Given information.
= = = = =

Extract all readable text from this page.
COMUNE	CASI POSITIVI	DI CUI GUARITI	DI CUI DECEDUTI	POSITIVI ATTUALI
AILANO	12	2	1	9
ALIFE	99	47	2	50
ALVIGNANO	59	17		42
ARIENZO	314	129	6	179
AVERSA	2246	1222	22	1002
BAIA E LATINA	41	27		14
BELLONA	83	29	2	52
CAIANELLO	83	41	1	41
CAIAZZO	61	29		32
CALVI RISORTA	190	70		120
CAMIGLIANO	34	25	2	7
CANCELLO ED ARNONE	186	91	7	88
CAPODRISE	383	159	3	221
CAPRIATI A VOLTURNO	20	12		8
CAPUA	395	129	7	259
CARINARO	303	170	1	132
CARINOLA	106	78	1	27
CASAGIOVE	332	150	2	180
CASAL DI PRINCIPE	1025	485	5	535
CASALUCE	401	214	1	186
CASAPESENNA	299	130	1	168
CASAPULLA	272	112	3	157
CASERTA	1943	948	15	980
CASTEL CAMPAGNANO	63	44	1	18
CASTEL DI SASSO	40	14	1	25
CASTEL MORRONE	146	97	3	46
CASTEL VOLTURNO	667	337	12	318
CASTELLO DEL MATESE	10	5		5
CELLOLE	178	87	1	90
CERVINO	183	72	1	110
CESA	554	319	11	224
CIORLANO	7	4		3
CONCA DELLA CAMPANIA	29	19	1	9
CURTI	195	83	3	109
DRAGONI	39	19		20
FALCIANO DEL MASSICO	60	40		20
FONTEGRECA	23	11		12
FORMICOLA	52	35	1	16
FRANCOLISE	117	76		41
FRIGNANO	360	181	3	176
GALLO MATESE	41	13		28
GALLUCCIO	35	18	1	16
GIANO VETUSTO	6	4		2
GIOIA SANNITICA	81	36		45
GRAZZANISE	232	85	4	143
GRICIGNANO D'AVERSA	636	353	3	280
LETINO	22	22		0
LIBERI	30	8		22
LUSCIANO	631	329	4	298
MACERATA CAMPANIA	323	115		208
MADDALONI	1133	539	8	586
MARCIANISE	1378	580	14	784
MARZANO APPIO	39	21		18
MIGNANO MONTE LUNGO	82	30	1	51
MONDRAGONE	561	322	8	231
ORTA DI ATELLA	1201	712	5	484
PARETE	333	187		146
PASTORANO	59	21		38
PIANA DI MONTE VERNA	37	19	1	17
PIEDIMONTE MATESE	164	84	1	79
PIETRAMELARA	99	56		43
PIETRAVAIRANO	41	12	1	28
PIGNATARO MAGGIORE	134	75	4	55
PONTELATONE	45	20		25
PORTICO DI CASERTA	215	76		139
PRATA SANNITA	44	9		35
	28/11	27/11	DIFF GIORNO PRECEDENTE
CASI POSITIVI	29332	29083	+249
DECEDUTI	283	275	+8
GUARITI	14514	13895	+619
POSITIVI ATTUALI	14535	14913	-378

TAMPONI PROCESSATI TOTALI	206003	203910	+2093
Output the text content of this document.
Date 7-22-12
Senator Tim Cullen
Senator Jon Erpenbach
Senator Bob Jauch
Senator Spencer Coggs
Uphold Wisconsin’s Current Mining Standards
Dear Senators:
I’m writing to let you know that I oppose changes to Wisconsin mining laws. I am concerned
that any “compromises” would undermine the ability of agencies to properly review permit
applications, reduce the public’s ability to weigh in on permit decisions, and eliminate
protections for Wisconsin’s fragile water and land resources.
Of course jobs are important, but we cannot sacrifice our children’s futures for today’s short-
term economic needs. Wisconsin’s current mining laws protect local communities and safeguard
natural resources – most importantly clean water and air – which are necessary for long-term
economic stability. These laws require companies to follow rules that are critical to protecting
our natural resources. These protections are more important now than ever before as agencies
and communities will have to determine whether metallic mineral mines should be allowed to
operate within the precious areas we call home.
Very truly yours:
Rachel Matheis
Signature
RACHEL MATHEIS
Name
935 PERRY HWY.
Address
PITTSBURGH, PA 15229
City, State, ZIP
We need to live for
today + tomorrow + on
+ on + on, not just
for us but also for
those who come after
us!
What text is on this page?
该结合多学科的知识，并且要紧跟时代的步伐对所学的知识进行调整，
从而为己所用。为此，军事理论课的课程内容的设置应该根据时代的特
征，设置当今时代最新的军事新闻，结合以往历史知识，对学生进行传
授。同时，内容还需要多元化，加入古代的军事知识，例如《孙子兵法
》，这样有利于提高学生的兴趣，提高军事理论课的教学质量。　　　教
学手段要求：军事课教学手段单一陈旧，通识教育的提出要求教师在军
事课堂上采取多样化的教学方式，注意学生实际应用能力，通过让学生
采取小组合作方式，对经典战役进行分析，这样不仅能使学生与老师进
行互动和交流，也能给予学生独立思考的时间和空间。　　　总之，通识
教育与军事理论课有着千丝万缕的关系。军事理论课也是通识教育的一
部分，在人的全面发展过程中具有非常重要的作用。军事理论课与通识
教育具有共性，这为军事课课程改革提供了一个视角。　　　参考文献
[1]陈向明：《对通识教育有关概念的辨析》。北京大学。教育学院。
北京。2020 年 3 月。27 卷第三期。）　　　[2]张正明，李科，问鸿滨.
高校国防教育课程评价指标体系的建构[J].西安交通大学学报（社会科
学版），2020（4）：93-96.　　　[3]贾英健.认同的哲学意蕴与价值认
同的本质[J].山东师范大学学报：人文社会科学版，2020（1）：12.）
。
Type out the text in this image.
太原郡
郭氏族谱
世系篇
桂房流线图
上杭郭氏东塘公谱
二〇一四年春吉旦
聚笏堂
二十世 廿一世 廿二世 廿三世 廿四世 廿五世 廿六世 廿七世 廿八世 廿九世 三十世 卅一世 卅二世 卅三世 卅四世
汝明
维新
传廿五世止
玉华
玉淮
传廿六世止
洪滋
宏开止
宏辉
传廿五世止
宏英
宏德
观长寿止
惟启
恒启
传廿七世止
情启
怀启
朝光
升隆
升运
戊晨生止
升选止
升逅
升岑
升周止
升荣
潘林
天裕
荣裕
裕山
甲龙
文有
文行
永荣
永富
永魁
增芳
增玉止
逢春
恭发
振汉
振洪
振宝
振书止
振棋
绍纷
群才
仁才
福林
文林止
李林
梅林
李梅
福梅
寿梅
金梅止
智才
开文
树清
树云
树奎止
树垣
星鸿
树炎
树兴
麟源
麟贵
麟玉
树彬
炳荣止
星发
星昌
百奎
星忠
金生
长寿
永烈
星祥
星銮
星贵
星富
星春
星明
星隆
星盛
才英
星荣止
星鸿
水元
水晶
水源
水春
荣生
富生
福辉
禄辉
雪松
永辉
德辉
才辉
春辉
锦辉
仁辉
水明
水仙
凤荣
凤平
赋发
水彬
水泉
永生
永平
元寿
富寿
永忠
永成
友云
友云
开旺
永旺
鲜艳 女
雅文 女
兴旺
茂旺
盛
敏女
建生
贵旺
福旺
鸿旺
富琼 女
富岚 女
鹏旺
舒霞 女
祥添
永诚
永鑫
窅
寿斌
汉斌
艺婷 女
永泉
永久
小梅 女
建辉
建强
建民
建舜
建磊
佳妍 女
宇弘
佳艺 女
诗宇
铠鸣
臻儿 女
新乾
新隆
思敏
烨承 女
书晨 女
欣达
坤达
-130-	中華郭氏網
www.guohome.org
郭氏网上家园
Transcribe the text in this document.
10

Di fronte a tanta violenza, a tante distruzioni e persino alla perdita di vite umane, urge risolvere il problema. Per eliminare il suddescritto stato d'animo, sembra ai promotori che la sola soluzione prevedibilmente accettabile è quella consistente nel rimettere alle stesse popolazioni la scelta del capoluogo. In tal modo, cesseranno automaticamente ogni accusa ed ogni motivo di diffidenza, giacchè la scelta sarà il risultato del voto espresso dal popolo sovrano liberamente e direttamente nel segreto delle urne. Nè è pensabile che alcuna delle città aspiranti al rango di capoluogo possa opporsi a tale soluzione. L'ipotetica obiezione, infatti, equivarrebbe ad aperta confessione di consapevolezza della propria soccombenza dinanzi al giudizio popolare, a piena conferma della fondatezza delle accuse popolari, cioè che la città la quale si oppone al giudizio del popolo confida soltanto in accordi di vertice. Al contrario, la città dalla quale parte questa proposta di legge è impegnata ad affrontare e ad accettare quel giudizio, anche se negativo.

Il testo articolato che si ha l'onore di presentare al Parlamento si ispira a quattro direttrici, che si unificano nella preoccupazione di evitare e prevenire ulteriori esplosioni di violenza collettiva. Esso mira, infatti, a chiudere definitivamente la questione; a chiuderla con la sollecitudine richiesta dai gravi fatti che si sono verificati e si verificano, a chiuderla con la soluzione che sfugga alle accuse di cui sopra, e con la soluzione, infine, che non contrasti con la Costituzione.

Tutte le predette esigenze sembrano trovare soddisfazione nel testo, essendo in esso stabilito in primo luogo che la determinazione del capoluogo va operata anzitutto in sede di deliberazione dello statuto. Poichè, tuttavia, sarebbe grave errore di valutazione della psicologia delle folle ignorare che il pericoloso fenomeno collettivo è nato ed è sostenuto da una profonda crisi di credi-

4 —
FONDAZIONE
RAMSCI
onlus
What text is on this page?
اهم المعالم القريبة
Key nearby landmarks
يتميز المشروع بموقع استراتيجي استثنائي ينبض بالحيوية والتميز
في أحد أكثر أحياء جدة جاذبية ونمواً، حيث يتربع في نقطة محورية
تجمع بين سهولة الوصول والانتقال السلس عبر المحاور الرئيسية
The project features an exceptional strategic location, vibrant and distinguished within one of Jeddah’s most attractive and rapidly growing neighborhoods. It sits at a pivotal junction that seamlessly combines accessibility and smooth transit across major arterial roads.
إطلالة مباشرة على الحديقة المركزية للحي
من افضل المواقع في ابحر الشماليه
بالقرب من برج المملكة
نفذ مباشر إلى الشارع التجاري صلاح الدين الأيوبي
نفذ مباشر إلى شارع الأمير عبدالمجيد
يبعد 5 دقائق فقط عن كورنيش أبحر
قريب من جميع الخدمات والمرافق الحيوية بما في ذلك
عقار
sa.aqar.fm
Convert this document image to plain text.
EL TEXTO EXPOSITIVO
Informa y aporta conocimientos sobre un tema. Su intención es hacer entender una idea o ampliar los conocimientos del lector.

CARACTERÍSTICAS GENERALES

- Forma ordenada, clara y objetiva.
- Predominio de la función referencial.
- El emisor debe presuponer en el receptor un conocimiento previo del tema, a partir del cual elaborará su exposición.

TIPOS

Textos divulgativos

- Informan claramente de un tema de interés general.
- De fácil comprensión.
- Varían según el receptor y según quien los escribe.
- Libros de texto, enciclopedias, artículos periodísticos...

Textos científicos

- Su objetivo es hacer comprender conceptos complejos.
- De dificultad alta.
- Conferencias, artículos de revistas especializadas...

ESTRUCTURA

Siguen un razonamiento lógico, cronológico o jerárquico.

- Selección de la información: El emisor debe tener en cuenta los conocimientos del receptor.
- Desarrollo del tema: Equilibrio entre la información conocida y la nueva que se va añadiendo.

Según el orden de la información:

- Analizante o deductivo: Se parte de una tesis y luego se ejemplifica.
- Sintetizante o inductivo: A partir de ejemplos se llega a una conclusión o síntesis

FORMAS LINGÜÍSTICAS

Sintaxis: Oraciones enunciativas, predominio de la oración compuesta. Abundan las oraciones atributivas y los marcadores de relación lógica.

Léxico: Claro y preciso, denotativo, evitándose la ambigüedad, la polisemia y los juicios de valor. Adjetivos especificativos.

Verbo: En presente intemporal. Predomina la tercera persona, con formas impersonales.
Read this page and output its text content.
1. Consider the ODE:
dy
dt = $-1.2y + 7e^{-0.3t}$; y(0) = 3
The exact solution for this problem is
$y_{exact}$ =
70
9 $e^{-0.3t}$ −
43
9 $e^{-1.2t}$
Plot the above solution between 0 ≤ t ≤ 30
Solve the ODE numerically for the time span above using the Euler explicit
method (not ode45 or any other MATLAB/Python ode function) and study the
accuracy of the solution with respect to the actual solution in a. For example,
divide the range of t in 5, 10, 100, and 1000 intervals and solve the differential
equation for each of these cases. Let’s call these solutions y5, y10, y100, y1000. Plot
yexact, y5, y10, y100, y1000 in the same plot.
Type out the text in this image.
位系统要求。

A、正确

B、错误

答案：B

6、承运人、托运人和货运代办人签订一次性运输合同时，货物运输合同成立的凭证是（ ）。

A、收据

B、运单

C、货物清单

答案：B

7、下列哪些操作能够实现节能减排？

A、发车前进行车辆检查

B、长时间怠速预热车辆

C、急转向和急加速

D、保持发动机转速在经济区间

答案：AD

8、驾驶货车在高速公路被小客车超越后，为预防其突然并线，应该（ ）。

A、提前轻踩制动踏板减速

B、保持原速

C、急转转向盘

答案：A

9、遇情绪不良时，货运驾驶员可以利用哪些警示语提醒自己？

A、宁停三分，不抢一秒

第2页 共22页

= = = = =

Output exactly the lines from the one containing "Read this page and output its text content." through the last line of the entries, both ends included.

Read this page and output its text content.
1. Consider the ODE:
dy
dt = $-1.2y + 7e^{-0.3t}$; y(0) = 3
The exact solution for this problem is
$y_{exact}$ =
70
9 $e^{-0.3t}$ −
43
9 $e^{-1.2t}$
Plot the above solution between 0 ≤ t ≤ 30
Solve the ODE numerically for the time span above using the Euler explicit
method (not ode45 or any other MATLAB/Python ode function) and study the
accuracy of the solution with respect to the actual solution in a. For example,
divide the range of t in 5, 10, 100, and 1000 intervals and solve the differential
equation for each of these cases. Let’s call these solutions y5, y10, y100, y1000. Plot
yexact, y5, y10, y100, y1000 in the same plot.
Type out the text in this image.
位系统要求。

A、正确

B、错误

答案：B

6、承运人、托运人和货运代办人签订一次性运输合同时，货物运输合同成立的凭证是（ ）。

A、收据

B、运单

C、货物清单

答案：B

7、下列哪些操作能够实现节能减排？

A、发车前进行车辆检查

B、长时间怠速预热车辆

C、急转向和急加速

D、保持发动机转速在经济区间

答案：AD

8、驾驶货车在高速公路被小客车超越后，为预防其突然并线，应该（ ）。

A、提前轻踩制动踏板减速

B、保持原速

C、急转转向盘

答案：A

9、遇情绪不良时，货运驾驶员可以利用哪些警示语提醒自己？

A、宁停三分，不抢一秒

第2页 共22页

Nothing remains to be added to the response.